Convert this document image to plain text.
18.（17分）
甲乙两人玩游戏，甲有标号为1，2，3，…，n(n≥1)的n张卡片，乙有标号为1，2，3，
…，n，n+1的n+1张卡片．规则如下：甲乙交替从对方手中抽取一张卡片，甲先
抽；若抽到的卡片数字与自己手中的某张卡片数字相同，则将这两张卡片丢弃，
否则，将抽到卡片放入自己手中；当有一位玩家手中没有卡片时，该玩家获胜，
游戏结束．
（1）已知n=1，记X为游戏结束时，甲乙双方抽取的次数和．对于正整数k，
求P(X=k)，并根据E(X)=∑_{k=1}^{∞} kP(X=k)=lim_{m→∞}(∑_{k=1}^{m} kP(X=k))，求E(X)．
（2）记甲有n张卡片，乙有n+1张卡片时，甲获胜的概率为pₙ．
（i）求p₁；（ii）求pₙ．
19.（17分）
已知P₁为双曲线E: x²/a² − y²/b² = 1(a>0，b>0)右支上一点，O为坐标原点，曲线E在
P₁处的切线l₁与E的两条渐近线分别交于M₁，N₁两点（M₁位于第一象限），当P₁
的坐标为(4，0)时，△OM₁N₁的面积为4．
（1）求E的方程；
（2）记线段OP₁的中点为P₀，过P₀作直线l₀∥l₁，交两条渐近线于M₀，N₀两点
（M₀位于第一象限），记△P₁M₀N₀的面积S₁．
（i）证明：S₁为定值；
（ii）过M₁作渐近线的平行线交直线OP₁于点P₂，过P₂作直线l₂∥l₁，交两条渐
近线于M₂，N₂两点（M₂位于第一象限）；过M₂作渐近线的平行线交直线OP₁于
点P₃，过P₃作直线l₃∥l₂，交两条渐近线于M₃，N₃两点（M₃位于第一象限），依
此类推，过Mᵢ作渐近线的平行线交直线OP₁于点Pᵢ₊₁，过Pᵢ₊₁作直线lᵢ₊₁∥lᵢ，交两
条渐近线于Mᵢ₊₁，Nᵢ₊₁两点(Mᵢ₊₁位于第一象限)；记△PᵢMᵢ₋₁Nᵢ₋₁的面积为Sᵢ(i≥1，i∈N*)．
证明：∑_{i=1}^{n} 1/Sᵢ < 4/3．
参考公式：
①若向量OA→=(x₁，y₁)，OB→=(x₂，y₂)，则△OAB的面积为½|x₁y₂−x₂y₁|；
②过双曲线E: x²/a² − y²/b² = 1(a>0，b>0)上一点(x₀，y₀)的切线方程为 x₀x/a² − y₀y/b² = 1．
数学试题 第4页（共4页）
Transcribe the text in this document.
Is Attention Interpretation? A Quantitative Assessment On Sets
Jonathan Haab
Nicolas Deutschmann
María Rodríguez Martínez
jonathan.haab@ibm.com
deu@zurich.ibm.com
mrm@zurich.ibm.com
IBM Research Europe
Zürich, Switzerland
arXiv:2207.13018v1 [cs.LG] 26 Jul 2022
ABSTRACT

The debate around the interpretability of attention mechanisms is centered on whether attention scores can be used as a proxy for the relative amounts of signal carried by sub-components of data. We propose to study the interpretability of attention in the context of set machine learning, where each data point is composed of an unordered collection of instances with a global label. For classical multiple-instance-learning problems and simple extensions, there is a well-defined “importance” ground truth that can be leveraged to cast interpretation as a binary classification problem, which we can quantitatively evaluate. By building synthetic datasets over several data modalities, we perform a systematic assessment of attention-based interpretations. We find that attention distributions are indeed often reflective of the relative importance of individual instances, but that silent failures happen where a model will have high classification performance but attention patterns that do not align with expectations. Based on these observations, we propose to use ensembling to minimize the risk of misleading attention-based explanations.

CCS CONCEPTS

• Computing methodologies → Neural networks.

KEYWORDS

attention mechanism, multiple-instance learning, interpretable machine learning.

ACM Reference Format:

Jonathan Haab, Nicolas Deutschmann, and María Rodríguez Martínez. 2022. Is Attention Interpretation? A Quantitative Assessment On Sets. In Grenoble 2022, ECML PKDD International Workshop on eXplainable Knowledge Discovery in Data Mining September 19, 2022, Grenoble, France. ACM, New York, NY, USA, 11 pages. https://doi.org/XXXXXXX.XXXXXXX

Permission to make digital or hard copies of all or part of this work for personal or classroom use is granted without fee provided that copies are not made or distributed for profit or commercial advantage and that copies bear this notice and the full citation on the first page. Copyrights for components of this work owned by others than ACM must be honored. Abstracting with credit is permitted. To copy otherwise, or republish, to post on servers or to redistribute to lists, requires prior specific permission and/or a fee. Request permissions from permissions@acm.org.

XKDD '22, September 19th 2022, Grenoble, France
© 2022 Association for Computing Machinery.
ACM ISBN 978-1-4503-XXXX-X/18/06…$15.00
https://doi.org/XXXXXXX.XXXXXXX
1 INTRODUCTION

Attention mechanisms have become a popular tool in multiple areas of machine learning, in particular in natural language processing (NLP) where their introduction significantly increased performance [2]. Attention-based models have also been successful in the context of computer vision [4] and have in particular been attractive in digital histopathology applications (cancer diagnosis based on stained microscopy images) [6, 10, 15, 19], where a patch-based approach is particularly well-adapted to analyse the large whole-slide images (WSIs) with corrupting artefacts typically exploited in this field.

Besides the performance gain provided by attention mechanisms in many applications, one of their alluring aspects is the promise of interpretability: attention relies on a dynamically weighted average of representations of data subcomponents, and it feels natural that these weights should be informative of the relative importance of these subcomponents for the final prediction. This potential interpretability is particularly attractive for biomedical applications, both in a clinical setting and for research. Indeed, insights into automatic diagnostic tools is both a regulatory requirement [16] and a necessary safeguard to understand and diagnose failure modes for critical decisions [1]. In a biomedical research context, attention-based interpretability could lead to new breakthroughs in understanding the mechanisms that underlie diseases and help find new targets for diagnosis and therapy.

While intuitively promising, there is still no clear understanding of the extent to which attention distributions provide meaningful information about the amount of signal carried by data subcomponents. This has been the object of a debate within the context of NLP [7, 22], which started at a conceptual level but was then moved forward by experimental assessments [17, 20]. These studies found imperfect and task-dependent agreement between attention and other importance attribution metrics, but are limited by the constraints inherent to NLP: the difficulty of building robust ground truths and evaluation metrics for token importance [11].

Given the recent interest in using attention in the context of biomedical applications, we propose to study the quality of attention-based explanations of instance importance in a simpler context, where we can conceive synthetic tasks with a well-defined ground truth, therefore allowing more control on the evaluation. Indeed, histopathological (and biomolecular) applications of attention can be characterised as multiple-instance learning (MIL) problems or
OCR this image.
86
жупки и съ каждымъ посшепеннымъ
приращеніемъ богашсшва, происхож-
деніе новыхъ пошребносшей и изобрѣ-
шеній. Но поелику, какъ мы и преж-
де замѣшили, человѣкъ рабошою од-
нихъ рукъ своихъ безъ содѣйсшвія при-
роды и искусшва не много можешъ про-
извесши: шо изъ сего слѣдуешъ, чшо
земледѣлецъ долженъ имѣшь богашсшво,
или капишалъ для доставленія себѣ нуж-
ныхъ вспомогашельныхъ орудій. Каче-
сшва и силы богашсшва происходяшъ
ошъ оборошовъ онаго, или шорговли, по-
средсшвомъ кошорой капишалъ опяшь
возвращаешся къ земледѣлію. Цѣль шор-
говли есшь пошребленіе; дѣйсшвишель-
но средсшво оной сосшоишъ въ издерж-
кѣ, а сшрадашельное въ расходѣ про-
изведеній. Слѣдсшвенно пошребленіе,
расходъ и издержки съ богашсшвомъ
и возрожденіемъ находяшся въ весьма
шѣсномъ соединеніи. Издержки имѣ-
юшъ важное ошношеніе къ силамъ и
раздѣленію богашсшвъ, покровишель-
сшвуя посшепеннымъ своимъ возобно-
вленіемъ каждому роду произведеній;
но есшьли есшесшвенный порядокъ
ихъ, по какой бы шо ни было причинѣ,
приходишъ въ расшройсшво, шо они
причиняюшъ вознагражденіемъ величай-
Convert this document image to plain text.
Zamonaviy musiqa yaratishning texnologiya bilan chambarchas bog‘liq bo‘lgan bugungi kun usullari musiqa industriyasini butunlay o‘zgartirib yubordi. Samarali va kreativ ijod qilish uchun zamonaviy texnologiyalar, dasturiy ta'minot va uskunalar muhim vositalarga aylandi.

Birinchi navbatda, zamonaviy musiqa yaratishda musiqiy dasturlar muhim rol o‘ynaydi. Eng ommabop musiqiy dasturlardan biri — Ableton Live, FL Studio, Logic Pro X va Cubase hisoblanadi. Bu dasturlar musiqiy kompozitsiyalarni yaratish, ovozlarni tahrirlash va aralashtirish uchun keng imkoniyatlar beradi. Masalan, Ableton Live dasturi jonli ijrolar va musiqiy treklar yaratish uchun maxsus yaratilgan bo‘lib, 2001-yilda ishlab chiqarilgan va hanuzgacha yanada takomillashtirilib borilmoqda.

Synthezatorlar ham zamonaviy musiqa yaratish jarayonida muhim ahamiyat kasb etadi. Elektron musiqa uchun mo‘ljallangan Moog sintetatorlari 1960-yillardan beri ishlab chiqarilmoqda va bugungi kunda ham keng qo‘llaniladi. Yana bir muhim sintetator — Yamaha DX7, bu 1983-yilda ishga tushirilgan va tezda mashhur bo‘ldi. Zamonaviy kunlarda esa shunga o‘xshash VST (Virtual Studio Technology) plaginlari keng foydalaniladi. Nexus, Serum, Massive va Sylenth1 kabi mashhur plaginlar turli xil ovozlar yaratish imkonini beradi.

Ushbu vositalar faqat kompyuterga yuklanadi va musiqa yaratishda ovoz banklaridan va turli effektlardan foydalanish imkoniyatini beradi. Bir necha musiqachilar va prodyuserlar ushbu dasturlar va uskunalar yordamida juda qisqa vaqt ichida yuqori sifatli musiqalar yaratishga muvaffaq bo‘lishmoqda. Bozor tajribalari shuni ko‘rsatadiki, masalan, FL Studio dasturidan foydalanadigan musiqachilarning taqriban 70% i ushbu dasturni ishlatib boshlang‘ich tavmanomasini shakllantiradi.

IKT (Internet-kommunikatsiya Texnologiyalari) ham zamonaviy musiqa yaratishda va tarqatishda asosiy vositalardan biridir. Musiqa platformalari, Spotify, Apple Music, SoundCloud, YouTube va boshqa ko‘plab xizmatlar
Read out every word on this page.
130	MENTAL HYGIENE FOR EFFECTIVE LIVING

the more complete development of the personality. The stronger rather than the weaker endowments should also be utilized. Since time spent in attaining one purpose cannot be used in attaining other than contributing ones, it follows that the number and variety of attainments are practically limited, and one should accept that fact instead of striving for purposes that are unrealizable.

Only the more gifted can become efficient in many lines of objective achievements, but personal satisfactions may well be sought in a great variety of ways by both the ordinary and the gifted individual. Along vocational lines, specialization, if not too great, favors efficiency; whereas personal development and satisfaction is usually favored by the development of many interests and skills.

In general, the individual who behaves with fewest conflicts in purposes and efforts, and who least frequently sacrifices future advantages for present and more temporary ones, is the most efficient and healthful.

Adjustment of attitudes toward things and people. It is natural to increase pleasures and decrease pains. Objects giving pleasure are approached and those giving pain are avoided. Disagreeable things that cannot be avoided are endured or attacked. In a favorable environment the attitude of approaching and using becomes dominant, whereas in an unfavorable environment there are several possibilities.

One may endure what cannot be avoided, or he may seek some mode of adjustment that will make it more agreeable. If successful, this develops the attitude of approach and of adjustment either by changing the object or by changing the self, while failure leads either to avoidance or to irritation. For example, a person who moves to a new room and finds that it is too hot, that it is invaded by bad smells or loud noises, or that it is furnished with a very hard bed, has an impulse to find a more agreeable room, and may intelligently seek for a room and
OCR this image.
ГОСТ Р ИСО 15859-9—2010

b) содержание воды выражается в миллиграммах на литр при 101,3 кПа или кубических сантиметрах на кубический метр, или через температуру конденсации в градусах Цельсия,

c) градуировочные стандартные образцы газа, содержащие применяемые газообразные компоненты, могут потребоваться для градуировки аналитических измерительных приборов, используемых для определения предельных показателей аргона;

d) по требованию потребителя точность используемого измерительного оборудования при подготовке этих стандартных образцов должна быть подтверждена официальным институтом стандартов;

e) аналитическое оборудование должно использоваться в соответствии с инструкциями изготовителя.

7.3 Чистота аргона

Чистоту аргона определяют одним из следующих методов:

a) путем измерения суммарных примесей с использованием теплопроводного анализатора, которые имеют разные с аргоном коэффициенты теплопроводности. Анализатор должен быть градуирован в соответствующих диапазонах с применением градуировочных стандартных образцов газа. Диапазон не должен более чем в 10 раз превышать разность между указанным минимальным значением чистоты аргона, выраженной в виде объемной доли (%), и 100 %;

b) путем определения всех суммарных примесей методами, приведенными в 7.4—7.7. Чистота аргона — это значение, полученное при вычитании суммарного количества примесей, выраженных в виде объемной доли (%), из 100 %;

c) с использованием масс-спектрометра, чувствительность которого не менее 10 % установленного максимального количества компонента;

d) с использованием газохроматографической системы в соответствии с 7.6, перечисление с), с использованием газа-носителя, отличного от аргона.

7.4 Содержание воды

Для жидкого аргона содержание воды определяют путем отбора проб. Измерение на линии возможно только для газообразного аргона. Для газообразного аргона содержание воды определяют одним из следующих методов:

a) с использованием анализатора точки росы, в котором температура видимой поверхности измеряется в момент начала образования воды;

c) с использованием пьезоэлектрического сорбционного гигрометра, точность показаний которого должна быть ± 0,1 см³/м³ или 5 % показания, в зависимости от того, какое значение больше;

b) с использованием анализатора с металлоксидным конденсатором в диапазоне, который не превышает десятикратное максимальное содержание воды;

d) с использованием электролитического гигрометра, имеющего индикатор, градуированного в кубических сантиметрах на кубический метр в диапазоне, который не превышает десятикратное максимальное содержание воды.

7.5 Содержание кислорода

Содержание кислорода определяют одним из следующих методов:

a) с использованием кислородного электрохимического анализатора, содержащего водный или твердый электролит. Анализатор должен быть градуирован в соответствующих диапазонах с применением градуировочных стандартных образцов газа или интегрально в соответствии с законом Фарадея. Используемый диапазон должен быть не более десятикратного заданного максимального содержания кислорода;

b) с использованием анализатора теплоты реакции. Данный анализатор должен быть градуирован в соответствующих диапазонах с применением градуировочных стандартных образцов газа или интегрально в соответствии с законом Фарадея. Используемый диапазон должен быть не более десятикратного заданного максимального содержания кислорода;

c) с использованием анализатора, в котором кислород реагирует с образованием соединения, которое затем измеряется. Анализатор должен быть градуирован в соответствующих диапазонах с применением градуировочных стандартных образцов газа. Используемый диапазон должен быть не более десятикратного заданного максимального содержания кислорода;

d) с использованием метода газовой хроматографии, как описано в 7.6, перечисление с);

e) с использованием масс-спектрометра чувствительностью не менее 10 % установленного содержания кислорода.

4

*STATED EXERCISE*. Count every line in the entries above where the word "muhim" appears; respond with the number alone.

*WRITTEN SOLUTION*. 3